§ Work to do
In the records that follow, locate every line with "עצמו" and extract it.

Extracted records
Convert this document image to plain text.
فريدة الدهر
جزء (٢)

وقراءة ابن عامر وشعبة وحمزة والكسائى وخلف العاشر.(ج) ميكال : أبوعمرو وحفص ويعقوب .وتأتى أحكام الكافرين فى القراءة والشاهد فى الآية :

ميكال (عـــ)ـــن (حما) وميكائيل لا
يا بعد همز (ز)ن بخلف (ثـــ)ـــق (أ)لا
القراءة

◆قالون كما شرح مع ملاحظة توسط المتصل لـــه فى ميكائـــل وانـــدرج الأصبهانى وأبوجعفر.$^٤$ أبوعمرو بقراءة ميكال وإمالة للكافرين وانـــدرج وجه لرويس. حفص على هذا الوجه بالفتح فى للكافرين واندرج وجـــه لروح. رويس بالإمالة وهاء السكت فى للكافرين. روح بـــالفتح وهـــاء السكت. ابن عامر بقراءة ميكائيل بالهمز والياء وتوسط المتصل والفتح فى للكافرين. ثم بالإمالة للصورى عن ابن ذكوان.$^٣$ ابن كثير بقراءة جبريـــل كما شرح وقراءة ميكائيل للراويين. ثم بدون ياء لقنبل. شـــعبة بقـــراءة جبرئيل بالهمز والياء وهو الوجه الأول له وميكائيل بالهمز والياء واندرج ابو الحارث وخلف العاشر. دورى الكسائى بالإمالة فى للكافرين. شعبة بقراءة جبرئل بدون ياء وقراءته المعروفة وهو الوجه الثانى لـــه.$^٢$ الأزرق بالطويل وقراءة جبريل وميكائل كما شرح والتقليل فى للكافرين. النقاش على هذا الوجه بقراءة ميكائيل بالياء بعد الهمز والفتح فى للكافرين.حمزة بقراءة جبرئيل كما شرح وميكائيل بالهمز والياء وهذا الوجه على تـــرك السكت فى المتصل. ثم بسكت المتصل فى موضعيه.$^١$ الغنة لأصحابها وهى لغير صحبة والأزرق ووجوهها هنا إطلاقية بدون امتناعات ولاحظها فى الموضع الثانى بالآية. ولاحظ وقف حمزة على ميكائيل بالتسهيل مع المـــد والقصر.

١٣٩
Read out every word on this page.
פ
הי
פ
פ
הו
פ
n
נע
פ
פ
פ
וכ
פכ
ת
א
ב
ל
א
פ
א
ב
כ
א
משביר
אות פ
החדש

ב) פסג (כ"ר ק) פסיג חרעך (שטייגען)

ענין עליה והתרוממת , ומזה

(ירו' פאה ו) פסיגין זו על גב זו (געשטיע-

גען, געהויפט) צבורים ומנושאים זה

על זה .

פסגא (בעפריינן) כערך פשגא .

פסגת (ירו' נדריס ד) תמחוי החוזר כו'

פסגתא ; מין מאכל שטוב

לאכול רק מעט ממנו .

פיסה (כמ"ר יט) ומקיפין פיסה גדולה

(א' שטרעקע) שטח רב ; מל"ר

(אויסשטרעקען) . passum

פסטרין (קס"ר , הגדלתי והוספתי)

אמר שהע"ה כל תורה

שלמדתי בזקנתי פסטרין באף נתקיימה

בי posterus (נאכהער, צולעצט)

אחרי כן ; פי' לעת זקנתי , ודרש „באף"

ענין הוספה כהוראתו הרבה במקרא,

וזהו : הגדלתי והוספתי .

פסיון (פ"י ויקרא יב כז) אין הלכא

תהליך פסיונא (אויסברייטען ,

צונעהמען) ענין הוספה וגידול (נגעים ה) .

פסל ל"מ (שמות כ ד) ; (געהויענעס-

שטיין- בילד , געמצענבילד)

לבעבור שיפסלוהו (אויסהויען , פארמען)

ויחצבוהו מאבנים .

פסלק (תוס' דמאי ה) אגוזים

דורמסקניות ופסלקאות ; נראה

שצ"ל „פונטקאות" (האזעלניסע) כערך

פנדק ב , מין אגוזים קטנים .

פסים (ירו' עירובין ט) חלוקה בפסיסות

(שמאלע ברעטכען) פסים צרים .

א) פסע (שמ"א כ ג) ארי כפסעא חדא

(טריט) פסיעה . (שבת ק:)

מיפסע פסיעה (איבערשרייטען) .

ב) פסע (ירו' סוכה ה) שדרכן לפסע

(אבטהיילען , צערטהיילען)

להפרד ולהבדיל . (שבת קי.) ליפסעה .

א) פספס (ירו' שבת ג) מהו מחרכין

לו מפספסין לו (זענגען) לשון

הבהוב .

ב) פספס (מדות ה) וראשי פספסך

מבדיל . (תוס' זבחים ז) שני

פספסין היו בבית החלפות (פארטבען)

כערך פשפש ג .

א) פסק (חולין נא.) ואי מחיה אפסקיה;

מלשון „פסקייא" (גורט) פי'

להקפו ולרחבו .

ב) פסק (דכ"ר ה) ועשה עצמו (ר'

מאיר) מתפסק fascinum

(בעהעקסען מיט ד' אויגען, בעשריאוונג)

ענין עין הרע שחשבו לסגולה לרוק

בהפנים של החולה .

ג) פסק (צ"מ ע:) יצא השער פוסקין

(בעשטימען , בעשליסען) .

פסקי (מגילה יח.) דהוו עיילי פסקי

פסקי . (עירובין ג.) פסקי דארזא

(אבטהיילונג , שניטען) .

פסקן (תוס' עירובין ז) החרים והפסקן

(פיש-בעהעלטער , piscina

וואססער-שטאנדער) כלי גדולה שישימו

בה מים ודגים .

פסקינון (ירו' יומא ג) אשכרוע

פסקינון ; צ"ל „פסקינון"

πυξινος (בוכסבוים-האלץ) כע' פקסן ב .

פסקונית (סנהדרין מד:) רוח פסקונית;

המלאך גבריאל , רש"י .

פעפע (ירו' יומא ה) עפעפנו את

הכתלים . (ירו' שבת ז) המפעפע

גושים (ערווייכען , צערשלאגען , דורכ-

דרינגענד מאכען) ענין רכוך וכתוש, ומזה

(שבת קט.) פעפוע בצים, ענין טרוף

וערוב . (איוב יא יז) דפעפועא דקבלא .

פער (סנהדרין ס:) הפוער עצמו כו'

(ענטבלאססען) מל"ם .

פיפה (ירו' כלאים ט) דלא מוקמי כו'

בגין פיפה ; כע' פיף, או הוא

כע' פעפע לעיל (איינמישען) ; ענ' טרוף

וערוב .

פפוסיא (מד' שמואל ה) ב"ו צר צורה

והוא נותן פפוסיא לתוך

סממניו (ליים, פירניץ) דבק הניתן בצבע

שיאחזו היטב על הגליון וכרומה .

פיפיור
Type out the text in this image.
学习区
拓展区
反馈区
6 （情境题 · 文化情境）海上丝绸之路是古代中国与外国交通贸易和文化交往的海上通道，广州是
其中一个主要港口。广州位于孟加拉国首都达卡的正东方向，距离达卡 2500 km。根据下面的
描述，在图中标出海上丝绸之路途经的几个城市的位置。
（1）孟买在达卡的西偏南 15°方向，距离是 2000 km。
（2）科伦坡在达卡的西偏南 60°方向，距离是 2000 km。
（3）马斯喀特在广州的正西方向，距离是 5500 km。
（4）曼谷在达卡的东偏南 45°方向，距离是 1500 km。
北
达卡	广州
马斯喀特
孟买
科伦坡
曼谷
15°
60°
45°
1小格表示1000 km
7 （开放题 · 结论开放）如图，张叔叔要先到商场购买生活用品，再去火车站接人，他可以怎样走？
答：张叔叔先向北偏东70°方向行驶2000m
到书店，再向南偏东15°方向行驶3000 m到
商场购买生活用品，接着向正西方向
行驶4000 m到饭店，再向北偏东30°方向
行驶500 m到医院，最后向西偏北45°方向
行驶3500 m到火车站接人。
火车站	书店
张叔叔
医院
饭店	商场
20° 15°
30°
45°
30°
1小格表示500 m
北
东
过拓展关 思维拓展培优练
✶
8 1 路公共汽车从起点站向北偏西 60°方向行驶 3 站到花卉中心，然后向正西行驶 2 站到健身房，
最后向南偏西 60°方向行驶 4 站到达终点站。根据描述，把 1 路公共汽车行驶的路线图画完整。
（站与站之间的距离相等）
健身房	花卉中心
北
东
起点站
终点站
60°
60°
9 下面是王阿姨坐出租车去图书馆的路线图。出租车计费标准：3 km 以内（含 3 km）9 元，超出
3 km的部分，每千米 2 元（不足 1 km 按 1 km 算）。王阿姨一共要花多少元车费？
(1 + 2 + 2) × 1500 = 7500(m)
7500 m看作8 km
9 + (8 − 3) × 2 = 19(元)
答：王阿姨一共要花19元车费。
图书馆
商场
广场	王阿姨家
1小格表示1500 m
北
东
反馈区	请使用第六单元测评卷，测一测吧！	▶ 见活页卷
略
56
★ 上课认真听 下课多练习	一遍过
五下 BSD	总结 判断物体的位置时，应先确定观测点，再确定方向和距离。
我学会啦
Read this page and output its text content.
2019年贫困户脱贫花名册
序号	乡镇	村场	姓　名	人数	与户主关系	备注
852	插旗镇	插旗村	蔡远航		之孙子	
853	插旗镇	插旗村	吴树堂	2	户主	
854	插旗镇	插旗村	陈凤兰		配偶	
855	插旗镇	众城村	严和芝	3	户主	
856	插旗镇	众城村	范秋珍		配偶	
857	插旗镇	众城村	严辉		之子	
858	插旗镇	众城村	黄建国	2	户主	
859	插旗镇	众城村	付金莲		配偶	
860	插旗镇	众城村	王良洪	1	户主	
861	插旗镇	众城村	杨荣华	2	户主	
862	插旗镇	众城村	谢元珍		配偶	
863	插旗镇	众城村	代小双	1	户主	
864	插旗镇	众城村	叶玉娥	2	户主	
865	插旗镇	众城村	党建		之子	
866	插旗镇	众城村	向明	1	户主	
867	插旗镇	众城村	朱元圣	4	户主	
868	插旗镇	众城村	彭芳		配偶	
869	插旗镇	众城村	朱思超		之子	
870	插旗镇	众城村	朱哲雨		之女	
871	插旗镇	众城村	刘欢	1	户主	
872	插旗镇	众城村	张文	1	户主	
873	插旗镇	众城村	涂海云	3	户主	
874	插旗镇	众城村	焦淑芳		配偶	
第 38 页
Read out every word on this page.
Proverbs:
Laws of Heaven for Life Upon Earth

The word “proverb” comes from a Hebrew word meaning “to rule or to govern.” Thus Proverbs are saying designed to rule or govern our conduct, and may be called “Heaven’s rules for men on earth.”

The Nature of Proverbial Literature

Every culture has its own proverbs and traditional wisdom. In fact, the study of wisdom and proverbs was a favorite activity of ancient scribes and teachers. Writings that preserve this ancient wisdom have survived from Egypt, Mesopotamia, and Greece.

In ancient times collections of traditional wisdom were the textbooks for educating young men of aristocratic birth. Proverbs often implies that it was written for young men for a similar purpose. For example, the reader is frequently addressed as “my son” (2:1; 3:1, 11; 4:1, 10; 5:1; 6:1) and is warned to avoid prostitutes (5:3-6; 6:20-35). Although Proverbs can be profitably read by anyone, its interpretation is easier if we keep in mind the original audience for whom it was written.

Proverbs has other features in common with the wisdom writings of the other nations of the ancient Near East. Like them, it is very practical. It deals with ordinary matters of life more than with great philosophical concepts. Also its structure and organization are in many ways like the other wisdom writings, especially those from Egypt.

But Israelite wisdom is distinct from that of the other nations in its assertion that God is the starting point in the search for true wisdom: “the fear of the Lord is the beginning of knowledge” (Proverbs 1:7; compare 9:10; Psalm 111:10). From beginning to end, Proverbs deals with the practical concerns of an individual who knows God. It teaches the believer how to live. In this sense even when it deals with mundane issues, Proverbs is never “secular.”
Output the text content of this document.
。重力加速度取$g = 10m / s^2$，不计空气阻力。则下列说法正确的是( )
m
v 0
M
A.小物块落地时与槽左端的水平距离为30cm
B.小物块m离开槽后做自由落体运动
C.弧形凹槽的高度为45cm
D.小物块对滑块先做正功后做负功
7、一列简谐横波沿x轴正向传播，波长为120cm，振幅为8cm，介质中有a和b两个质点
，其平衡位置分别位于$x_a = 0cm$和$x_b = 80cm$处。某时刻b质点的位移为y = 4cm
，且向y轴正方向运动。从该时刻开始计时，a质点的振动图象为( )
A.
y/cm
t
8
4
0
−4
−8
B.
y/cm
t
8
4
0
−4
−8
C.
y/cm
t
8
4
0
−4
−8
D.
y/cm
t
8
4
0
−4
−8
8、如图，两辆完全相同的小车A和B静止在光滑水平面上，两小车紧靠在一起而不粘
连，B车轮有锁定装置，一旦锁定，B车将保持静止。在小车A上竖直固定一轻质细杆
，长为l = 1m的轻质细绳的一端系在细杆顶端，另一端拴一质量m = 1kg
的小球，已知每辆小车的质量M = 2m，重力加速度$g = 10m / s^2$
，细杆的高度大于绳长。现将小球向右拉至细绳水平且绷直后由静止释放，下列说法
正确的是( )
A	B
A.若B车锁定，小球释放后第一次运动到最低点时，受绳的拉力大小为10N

§ Result of this exercise
ב) פסק (דכ"ר ה) ועשה עצמו (ר'
פער (סנהדרין ס:) הפוער עצמו כו'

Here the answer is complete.